[Stored data]
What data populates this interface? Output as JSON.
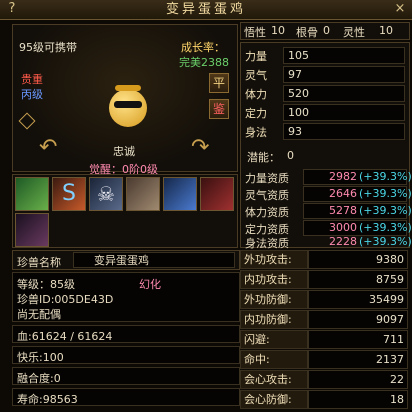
{
  "window": {
    "title": "变异蛋蛋鸡"
  },
  "top_stats": {
    "wuxing_label": "悟性",
    "wuxing": "10",
    "gengu_label": "根骨",
    "gengu": "0",
    "lingxing_label": "灵性",
    "lingxing": "10"
  },
  "pet": {
    "level_text": "95级可携带",
    "growth_label": "成长率：",
    "growth_value": "完美2388",
    "type1": "贵重",
    "type2": "丙级",
    "loyalty": "忠诚",
    "awaken": "觉醒：0阶0级",
    "btn_ping": "平",
    "btn_jian": "鉴"
  },
  "attributes": [
    {
      "label": "力量",
      "value": "105"
    },
    {
      "label": "灵气",
      "value": "97"
    },
    {
      "label": "体力",
      "value": "520"
    },
    {
      "label": "定力",
      "value": "100"
    },
    {
      "label": "身法",
      "value": "93"
    }
  ],
  "potential": {
    "label": "潜能：",
    "value": "0"
  },
  "aptitudes": [
    {
      "label": "力量资质",
      "value": "2982",
      "bonus": "(+39.3%)"
    },
    {
      "label": "灵气资质",
      "value": "2646",
      "bonus": "(+39.3%)"
    },
    {
      "label": "体力资质",
      "value": "5278",
      "bonus": "(+39.3%)"
    },
    {
      "label": "定力资质",
      "value": "3000",
      "bonus": "(+39.3%)"
    },
    {
      "label": "身法资质",
      "value": "2228",
      "bonus": "(+39.3%)"
    }
  ],
  "skills": [
    {
      "icon": "green-leaf-skill-icon",
      "color": "#2f7d3a"
    },
    {
      "icon": "snake-skill-icon",
      "color": "#a84a2a"
    },
    {
      "icon": "skull-skill-icon",
      "color": "#3a4a6a"
    },
    {
      "icon": "ear-skill-icon",
      "color": "#6a5a4a"
    },
    {
      "icon": "blue-flame-skill-icon",
      "color": "#2a4a7a"
    },
    {
      "icon": "red-warrior-skill-icon",
      "color": "#6a2020"
    },
    {
      "icon": "dark-warrior-skill-icon",
      "color": "#3a2a40"
    }
  ],
  "name_field": {
    "label": "珍兽名称",
    "value": "变异蛋蛋鸡"
  },
  "info": {
    "level": "等级：85级",
    "huanhua": "幻化",
    "id": "珍兽ID:005DE43D",
    "mate": "尚无配偶"
  },
  "bottom_stats": [
    {
      "label": "血:61624 / 61624"
    },
    {
      "label": "快乐:100"
    },
    {
      "label": "融合度:0"
    },
    {
      "label": "寿命:98563"
    }
  ],
  "combat": [
    {
      "label": "外功攻击:",
      "value": "9380"
    },
    {
      "label": "内功攻击:",
      "value": "8759"
    },
    {
      "label": "外功防御:",
      "value": "35499"
    },
    {
      "label": "内功防御:",
      "value": "9097"
    },
    {
      "label": "闪避:",
      "value": "711"
    },
    {
      "label": "命中:",
      "value": "2137"
    },
    {
      "label": "会心攻击:",
      "value": "22"
    },
    {
      "label": "会心防御:",
      "value": "18"
    }
  ]
}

*Exercise brief*. Omit every picture while copying the listing above exactly.

*Written response*.
What data populates this interface? Output as JSON.
{
  "window": {
    "title": "变异蛋蛋鸡"
  },
  "top_stats": {
    "wuxing_label": "悟性",
    "wuxing": "10",
    "gengu_label": "根骨",
    "gengu": "0",
    "lingxing_label": "灵性",
    "lingxing": "10"
  },
  "pet": {
    "level_text": "95级可携带",
    "growth_label": "成长率：",
    "growth_value": "完美2388",
    "type1": "贵重",
    "type2": "丙级",
    "loyalty": "忠诚",
    "awaken": "觉醒：0阶0级",
    "btn_ping": "平",
    "btn_jian": "鉴"
  },
  "attributes": [
    {
      "label": "力量",
      "value": "105"
    },
    {
      "label": "灵气",
      "value": "97"
    },
    {
      "label": "体力",
      "value": "520"
    },
    {
      "label": "定力",
      "value": "100"
    },
    {
      "label": "身法",
      "value": "93"
    }
  ],
  "potential": {
    "label": "潜能：",
    "value": "0"
  },
  "aptitudes": [
    {
      "label": "力量资质",
      "value": "2982",
      "bonus": "(+39.3%)"
    },
    {
      "label": "灵气资质",
      "value": "2646",
      "bonus": "(+39.3%)"
    },
    {
      "label": "体力资质",
      "value": "5278",
      "bonus": "(+39.3%)"
    },
    {
      "label": "定力资质",
      "value": "3000",
      "bonus": "(+39.3%)"
    },
    {
      "label": "身法资质",
      "value": "2228",
      "bonus": "(+39.3%)"
    }
  ],
  "skills": [
    {
      "icon": "green-leaf-skill-icon",
      "color": "#2f7d3a"
    },
    {
      "icon": "snake-skill-icon",
      "color": "#a84a2a"
    },
    {
      "icon": "skull-skill-icon",
      "color": "#3a4a6a"
    },
    {
      "icon": "ear-skill-icon",
      "color": "#6a5a4a"
    },
    {
      "icon": "blue-flame-skill-icon",
      "color": "#2a4a7a"
    },
    {
      "icon": "red-warrior-skill-icon",
      "color": "#6a2020"
    },
    {
      "icon": "dark-warrior-skill-icon",
      "color": "#3a2a40"
    }
  ],
  "name_field": {
    "label": "珍兽名称",
    "value": "变异蛋蛋鸡"
  },
  "info": {
    "level": "等级：85级",
    "huanhua": "幻化",
    "id": "珍兽ID:005DE43D",
    "mate": "尚无配偶"
  },
  "bottom_stats": [
    {
      "label": "血:61624 / 61624"
    },
    {
      "label": "快乐:100"
    },
    {
      "label": "融合度:0"
    },
    {
      "label": "寿命:98563"
    }
  ],
  "combat": [
    {
      "label": "外功攻击:",
      "value": "9380"
    },
    {
      "label": "内功攻击:",
      "value": "8759"
    },
    {
      "label": "外功防御:",
      "value": "35499"
    },
    {
      "label": "内功防御:",
      "value": "9097"
    },
    {
      "label": "闪避:",
      "value": "711"
    },
    {
      "label": "命中:",
      "value": "2137"
    },
    {
      "label": "会心攻击:",
      "value": "22"
    },
    {
      "label": "会心防御:",
      "value": "18"
    }
  ]
}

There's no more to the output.